§ **Passage to read**:
■ ■ ■ ■ ■ ■ ■

DAVID HUTCHENS, Alaska Rural Energy Cooperative Association
(ARECA), said this legislation deals specifically with an
amendment to Section 221, inserting a new subsection that makes a
clear statement that the Public Utilities Commission is to provide
separate service areas for each electric utility. Currently
Section 221 has the effect of instructing the commission on
separating service areas, but it doesn't have the clear statement
that they should be kept separate.
When Section 221 was originally enacted, he explained, the electric
utility service areas were intermixed. Wherever they were adjacent
to each other, there were fights going on, different houses on both
sides of the same street served by different utilities, etc. This
was a very wasteful system of investment and it was determined at
that time that electric utilities are by their very nature
monopolies, because of the technical way they have to be built.
MR. HUTCHENS explained that there has been a lot of talk around the
country about going back to some kind of competitive system among
the electric utilities called "retail wheeling." This means that
a large customer can buy power from whoever they wanted to at some
point and force their local utility to "wheel," meaning deliver, it
into them.
He explained that Alaska doesn't have interconnected systems in
much of the state, but little isolated systems, so that if a
company comes in and picks off all the little companies, it leaves
the electric utility no choice but to recover all of its costs from
the other customers. This is called the "stranded investment
problem." He said the little systems in Alaska are always
struggling to gain economies of scale, not only in terms of
kilowatt hours, but the matter of balancing their loads so there is
some diversity within the system, mixing industrial and commercial
with residential, so they have a better load factor.

■ ■ ■ ■ ■ ■ ■

§ **Material provided**:
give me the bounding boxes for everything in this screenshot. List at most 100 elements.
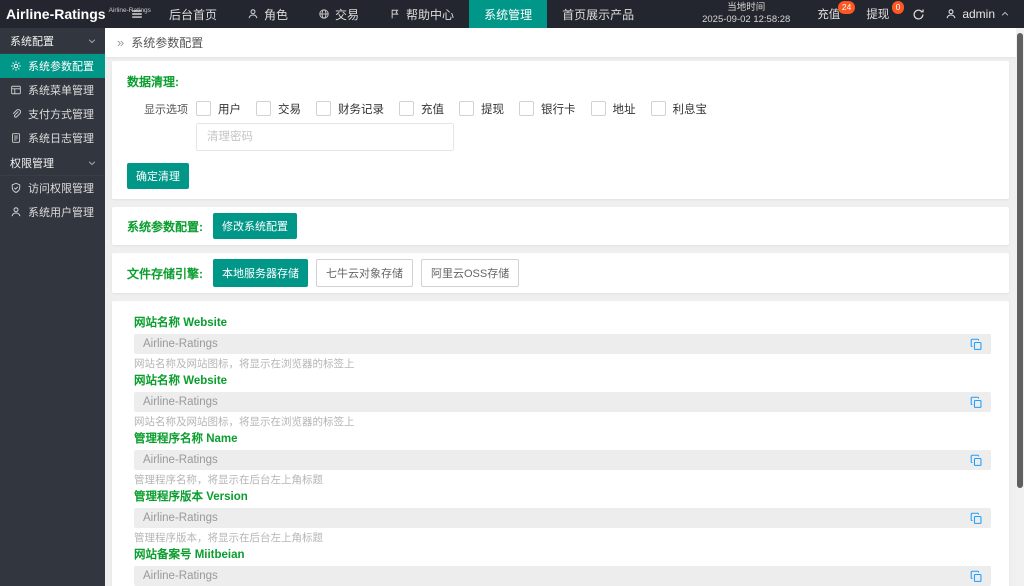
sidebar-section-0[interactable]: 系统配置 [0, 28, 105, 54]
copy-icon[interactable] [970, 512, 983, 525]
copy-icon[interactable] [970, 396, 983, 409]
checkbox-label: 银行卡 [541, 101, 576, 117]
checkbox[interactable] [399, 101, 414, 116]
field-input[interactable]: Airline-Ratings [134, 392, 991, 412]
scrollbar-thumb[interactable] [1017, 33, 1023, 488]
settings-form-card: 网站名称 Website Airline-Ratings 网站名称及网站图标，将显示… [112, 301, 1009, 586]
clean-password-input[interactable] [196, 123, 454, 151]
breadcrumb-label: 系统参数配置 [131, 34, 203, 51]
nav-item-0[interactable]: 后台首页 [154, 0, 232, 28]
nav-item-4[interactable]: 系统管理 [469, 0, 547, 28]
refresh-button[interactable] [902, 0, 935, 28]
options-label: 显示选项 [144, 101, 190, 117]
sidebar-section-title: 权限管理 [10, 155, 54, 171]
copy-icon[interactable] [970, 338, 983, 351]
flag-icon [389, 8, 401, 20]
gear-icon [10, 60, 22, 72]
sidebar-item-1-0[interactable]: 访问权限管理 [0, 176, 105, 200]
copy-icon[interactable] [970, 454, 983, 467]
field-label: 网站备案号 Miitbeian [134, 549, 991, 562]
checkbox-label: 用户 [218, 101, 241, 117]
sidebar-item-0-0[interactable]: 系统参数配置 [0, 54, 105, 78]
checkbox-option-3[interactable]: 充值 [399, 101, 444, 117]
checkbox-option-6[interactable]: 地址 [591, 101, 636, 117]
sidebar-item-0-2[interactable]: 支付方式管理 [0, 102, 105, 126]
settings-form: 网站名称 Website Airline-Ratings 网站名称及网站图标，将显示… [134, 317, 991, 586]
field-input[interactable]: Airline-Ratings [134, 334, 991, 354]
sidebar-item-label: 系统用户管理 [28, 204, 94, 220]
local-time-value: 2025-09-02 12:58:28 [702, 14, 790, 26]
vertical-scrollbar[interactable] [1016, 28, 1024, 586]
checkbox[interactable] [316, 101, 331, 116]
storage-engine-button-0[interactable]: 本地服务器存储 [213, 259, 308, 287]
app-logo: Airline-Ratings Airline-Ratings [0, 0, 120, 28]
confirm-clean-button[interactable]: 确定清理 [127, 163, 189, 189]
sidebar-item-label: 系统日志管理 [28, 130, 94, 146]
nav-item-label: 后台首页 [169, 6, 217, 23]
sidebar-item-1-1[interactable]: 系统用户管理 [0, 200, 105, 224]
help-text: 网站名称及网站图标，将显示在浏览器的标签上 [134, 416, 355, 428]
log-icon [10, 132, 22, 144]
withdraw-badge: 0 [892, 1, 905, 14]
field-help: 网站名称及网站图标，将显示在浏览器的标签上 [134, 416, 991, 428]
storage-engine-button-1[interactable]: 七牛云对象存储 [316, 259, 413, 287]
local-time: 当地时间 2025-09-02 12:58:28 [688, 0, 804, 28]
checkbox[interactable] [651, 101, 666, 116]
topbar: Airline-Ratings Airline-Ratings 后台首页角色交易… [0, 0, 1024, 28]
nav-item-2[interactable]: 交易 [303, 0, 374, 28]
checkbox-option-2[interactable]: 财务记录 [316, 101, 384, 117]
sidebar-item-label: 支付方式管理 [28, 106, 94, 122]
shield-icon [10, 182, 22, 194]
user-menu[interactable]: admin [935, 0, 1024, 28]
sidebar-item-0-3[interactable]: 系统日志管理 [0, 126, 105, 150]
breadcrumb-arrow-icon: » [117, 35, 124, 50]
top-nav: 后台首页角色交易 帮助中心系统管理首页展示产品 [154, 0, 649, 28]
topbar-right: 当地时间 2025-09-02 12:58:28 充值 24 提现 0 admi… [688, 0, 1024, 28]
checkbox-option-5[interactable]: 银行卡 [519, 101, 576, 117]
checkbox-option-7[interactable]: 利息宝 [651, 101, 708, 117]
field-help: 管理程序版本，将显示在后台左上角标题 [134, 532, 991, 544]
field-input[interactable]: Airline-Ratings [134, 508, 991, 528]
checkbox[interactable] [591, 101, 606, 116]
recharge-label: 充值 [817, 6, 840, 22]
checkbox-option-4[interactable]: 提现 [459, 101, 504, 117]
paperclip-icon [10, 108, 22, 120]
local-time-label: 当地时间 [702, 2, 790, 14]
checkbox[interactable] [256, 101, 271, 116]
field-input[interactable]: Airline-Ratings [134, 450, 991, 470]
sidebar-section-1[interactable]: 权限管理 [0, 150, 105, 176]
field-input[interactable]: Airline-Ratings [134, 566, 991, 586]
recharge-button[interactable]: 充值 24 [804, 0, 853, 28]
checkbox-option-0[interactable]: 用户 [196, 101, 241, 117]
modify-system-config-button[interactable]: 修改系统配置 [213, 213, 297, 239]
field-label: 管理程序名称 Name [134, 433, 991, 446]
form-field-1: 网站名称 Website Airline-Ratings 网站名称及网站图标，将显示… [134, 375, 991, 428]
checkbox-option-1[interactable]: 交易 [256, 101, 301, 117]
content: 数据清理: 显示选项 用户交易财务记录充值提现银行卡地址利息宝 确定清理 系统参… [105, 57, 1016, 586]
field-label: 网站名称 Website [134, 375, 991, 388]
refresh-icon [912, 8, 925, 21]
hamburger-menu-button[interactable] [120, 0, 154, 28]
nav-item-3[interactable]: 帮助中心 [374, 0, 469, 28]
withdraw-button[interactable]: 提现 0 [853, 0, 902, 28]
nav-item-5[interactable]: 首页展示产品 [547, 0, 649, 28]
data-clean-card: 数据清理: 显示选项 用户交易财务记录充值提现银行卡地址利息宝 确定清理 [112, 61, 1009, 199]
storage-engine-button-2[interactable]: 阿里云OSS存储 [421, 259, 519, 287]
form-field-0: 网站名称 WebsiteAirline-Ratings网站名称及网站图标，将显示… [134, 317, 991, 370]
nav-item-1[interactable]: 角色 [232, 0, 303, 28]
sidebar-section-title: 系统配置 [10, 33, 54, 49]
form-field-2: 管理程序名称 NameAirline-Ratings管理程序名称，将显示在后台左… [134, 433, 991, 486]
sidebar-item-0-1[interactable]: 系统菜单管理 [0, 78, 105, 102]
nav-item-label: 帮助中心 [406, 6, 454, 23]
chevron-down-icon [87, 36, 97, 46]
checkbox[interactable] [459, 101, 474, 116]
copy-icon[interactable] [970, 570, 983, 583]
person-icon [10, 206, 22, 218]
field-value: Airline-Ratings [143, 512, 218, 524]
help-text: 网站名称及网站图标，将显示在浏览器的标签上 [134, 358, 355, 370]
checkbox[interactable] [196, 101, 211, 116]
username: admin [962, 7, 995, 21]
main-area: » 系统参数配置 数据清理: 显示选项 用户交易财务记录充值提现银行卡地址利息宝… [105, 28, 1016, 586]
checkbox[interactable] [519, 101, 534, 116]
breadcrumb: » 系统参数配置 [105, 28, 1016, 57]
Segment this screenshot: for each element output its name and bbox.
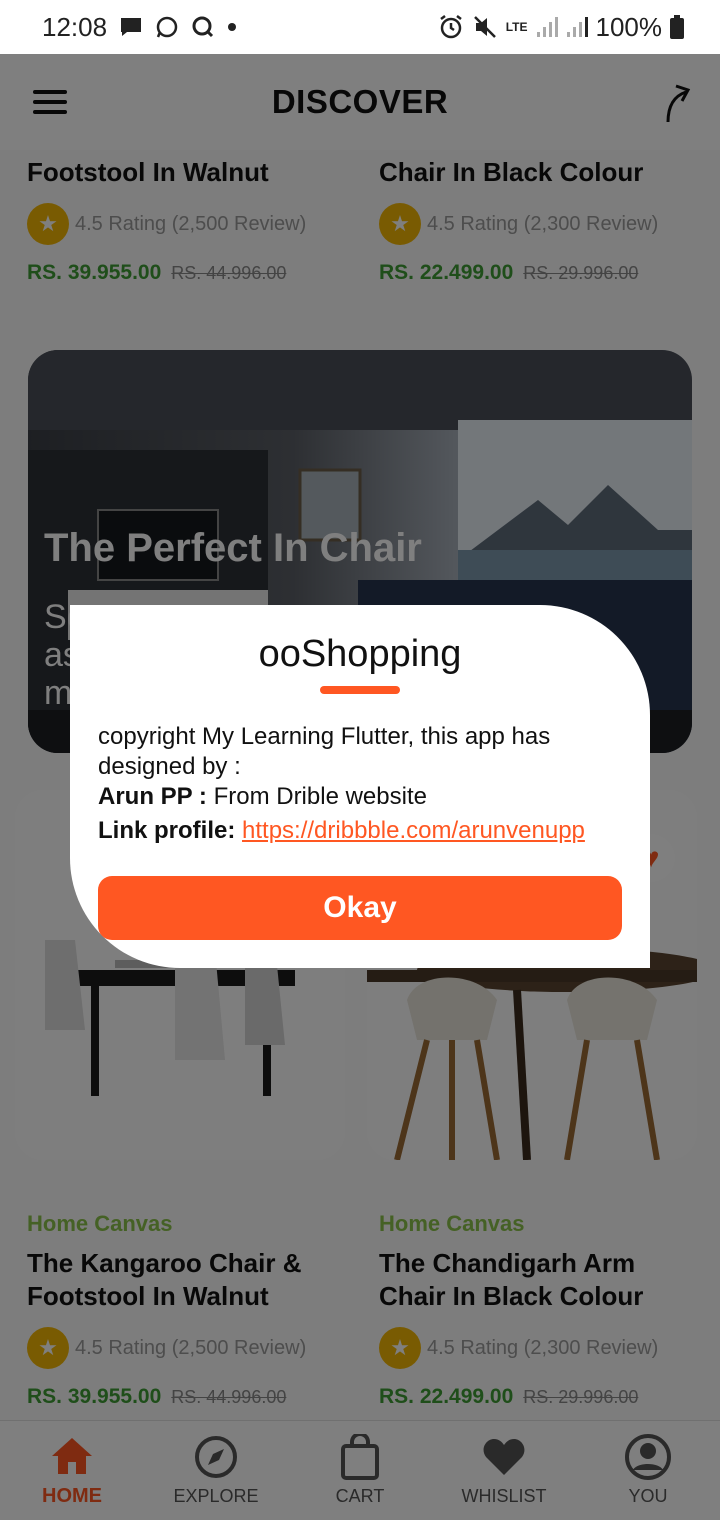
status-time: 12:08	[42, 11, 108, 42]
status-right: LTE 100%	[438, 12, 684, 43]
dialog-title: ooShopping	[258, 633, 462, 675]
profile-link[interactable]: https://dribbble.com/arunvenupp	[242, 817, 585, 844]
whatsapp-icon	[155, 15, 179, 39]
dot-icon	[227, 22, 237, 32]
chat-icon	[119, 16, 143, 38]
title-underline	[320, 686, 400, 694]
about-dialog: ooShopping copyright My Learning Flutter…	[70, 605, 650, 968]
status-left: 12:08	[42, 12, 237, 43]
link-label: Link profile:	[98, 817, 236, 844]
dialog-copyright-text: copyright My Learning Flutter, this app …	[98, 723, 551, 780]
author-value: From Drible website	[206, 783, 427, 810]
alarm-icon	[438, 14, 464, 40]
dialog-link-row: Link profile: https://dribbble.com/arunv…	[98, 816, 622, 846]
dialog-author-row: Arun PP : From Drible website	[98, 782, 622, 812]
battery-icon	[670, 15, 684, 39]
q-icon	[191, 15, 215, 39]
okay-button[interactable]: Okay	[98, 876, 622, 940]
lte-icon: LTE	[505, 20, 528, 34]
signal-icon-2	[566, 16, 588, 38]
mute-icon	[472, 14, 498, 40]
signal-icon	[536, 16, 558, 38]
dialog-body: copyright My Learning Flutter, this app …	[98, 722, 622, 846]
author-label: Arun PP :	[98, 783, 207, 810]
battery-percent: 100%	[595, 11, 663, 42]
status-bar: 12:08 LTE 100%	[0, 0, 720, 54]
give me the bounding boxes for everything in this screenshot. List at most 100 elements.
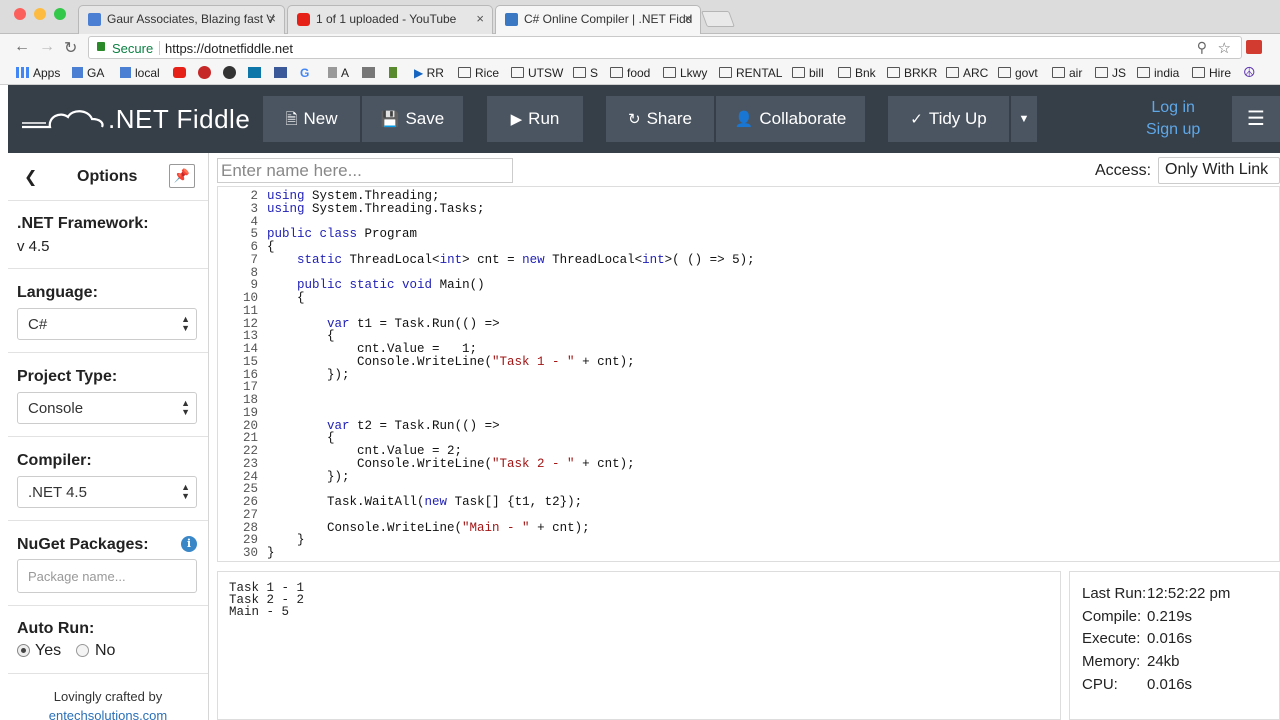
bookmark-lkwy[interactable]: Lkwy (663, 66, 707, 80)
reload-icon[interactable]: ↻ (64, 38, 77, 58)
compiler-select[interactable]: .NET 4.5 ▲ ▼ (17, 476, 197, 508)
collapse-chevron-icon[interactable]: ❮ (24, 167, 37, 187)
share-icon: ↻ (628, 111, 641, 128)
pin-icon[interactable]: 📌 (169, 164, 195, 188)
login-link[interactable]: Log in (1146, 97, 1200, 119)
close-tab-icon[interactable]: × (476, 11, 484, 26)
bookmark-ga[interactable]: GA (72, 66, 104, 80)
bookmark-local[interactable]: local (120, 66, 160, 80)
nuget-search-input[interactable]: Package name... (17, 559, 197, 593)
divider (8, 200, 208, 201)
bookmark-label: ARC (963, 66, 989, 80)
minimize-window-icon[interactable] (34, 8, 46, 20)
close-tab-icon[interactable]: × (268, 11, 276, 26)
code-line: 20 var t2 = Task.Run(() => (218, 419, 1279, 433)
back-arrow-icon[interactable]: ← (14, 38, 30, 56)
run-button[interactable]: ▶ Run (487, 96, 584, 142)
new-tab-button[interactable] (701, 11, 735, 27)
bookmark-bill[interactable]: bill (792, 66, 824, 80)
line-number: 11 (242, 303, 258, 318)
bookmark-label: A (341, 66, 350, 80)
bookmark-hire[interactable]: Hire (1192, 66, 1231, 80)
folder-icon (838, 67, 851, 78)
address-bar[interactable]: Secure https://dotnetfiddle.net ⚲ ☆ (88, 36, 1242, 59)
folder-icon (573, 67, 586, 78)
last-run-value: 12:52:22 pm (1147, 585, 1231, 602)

■ ■ ■ ■ ■ ■ ■

§ **Written request 1**: According to the testimony, what does the word "wheel" mean?
§ **Written request 2**: Reproduce the part of the testimony starting with "He explained that" and going on through "better load factor.".
§ **Written request 3**: List every word or phrase that the testimony places in quotation marks.
None of this work requires the data.

§ **Task answer 1**: Deliver.

§ **Task answer 2**:
He explained that Alaska doesn't have interconnected systems in
much of the state, but little isolated systems, so that if a
company comes in and picks off all the little companies, it leaves
the electric utility no choice but to recover all of its costs from
the other customers. This is called the "stranded investment
problem." He said the little systems in Alaska are always
struggling to gain economies of scale, not only in terms of
kilowatt hours, but the matter of balancing their loads so there is
some diversity within the system, mixing industrial and commercial
with residential, so they have a better load factor.

§ **Task answer 3**:
retail wheeling
wheel
stranded investment problem